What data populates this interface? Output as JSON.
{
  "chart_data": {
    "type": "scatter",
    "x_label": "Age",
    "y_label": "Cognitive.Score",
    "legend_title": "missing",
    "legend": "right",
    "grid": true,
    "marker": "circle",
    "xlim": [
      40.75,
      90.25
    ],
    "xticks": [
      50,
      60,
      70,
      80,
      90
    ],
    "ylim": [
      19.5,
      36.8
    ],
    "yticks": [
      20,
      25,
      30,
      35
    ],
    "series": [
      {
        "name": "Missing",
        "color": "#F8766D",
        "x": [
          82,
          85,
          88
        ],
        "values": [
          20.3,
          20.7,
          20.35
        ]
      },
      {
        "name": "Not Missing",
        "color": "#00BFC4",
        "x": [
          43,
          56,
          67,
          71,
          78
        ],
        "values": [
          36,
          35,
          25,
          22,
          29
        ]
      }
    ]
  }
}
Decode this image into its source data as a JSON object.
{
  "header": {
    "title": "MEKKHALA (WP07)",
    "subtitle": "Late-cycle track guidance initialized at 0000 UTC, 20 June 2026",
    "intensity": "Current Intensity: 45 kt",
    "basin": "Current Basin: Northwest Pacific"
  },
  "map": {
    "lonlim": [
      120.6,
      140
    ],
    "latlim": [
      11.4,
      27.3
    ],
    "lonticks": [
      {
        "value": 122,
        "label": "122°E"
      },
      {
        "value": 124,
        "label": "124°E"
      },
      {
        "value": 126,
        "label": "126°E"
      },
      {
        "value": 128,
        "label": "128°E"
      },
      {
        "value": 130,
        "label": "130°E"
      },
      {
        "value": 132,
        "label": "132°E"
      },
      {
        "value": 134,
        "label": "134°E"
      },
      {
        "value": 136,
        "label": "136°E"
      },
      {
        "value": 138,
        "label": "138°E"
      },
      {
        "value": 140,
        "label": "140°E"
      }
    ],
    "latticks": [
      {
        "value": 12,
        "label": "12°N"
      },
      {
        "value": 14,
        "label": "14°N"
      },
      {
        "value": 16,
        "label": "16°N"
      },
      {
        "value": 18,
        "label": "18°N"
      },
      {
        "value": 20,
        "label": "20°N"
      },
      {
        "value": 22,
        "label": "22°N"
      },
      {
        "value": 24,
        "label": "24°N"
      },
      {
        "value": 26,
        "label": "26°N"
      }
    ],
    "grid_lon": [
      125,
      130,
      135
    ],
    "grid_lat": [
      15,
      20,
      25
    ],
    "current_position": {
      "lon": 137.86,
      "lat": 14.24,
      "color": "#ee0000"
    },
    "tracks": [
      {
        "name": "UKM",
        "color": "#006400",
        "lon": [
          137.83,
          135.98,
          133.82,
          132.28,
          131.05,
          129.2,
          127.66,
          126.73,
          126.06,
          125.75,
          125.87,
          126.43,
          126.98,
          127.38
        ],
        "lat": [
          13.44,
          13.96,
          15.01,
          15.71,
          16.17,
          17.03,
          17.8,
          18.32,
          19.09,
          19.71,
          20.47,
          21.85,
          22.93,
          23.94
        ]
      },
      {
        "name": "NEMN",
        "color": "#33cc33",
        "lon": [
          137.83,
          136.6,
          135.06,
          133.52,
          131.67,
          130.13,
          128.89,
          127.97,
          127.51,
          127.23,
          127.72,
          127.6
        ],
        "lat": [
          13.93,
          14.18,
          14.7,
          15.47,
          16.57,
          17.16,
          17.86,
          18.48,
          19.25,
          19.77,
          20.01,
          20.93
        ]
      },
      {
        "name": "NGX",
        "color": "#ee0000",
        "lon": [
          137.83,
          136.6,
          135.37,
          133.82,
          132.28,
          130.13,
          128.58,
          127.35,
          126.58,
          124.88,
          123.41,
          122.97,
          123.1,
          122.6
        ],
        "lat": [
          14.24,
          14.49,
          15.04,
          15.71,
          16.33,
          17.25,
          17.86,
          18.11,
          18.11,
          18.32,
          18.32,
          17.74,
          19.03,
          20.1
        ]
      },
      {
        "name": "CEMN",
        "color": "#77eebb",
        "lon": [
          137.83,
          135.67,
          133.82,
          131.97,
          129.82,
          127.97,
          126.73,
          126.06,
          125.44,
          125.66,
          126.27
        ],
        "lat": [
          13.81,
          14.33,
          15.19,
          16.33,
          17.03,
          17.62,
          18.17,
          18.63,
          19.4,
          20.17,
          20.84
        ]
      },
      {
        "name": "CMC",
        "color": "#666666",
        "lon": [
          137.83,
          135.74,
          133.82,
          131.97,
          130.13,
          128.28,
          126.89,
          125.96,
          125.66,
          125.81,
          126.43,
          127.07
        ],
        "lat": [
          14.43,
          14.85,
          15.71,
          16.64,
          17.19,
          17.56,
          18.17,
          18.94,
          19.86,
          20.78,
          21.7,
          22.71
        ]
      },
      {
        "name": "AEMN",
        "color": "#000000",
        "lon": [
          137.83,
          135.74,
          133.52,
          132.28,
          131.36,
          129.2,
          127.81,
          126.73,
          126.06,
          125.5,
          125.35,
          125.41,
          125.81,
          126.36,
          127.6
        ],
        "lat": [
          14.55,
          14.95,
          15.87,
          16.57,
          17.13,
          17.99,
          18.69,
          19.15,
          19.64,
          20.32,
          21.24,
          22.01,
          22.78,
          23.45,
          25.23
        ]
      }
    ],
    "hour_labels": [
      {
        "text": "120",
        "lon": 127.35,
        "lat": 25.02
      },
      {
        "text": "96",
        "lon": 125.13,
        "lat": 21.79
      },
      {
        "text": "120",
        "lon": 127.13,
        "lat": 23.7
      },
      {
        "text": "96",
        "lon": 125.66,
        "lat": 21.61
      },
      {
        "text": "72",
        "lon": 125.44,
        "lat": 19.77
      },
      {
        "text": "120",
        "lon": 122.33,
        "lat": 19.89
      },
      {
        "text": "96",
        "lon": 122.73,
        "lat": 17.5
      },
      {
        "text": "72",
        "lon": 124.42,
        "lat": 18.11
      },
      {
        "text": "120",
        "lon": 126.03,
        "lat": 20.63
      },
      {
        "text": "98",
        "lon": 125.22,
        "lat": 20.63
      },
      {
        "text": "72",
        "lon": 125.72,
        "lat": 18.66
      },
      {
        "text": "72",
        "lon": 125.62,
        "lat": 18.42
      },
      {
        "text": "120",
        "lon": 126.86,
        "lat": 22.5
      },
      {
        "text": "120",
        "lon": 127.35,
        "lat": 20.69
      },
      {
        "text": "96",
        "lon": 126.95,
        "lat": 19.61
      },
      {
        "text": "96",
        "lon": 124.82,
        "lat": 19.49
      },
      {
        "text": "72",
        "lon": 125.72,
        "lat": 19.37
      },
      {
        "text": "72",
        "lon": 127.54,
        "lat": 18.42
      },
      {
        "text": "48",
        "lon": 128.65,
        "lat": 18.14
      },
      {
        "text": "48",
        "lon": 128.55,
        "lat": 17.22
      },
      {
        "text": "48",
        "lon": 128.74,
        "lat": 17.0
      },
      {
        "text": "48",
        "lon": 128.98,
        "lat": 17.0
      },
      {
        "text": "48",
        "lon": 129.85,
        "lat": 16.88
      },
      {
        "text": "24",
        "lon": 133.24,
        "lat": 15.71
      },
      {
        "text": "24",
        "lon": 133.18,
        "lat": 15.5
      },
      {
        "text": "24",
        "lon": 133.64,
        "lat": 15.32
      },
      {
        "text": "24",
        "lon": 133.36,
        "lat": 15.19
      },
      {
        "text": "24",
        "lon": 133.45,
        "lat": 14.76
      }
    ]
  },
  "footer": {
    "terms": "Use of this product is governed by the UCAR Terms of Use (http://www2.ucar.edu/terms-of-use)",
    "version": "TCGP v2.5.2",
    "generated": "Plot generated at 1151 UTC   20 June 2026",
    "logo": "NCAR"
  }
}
::::
▸ **Problem to work on**
Find the lines above that include the string "JSON" and copy them.

▸ **Right answer**
What data populates this interface? Output as JSON.
Decode this image into its source data as a JSON object.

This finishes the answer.